_Task_
Provide only the number of lines in the listing that contain the string "trace".
>> Start Available records
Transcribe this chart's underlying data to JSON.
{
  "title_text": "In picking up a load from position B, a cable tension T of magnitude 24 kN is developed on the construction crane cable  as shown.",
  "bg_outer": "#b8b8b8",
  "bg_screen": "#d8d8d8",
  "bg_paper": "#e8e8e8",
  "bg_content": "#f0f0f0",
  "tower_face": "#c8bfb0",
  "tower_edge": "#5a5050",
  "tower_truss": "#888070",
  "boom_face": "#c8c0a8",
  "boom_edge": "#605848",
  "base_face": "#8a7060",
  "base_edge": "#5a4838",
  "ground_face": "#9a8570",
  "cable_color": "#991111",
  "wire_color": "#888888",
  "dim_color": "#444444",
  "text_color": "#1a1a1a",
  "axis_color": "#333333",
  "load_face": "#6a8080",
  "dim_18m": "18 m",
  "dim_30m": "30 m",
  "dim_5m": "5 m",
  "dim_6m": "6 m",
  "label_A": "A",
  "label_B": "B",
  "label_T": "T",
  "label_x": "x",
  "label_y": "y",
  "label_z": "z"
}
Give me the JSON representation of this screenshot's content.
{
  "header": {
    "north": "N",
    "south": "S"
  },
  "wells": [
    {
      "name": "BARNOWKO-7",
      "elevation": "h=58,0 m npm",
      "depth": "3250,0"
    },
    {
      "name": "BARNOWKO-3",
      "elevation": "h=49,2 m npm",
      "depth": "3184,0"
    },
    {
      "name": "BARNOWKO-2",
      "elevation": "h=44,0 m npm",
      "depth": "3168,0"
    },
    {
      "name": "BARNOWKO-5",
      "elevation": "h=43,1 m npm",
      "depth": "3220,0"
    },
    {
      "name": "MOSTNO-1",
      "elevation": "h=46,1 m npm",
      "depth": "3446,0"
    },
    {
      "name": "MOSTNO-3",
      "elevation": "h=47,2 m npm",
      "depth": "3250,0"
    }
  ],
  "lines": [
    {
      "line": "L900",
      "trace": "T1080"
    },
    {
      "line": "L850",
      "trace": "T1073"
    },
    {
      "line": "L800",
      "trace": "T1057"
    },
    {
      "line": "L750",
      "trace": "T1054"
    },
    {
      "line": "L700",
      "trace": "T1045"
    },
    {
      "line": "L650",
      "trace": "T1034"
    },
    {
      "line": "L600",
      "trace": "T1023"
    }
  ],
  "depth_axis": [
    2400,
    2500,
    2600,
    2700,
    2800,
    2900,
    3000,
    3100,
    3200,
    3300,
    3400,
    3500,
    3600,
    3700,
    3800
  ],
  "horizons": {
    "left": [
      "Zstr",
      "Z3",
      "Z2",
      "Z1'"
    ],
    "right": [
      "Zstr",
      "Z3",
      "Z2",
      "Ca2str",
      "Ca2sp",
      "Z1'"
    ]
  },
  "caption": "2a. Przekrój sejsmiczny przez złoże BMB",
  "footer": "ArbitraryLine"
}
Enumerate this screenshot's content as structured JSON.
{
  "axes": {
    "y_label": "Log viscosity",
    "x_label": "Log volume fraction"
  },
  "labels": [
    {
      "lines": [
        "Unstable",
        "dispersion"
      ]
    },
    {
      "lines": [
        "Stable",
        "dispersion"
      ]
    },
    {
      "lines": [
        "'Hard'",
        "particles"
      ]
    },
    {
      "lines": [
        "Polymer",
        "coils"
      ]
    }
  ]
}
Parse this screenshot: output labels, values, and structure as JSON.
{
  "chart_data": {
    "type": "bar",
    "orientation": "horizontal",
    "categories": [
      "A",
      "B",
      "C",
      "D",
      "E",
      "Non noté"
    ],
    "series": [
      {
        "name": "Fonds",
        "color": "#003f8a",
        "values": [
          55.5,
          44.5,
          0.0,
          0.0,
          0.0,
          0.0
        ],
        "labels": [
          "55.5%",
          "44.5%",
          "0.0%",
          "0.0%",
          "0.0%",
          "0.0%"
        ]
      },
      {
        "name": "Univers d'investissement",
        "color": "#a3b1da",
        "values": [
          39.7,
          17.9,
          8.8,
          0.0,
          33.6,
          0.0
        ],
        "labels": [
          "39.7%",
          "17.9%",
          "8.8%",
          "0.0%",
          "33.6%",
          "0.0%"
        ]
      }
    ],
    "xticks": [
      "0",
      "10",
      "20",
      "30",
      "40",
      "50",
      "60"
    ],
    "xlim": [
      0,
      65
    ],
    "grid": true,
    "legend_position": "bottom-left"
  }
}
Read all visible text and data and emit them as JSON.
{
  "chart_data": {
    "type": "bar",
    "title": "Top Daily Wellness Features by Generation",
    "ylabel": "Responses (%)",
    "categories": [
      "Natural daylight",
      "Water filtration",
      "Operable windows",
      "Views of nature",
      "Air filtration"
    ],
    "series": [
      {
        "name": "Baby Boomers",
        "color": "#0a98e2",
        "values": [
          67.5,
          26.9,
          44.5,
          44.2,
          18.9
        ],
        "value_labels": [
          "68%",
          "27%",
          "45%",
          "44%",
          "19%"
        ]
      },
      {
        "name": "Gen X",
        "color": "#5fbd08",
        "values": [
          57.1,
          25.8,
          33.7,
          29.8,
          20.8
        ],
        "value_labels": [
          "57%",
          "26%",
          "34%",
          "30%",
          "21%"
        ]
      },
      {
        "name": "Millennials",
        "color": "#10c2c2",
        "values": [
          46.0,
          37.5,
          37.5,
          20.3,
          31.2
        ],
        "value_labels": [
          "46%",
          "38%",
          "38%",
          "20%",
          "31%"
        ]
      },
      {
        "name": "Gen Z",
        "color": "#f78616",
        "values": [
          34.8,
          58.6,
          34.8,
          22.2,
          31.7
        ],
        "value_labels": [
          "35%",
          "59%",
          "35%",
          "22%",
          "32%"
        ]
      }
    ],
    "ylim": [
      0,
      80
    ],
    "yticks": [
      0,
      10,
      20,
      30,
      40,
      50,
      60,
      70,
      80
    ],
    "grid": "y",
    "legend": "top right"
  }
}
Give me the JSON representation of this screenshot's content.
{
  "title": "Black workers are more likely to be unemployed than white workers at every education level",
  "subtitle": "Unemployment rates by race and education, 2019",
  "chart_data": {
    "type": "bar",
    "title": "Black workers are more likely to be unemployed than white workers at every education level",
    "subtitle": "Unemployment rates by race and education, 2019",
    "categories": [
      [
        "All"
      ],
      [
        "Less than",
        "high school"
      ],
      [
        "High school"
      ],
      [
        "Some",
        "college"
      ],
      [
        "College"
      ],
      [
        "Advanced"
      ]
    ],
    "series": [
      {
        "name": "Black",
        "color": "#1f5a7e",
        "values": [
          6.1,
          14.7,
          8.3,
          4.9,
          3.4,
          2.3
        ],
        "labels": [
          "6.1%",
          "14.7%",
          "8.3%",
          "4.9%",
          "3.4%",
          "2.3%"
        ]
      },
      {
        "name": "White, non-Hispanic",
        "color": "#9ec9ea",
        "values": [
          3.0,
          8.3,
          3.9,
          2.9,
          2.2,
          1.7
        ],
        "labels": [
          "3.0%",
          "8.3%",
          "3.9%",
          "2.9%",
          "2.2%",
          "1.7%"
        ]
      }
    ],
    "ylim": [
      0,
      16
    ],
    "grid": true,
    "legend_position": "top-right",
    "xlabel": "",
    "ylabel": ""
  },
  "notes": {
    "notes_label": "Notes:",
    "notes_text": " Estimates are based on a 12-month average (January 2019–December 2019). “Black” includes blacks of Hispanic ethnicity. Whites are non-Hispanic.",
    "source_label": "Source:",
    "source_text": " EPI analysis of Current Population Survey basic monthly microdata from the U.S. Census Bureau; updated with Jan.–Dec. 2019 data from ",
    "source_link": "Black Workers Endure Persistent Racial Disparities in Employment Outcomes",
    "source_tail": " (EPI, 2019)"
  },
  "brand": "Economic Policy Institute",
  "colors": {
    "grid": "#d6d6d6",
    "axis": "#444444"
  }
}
>> End Available records
_Exercise answer_
7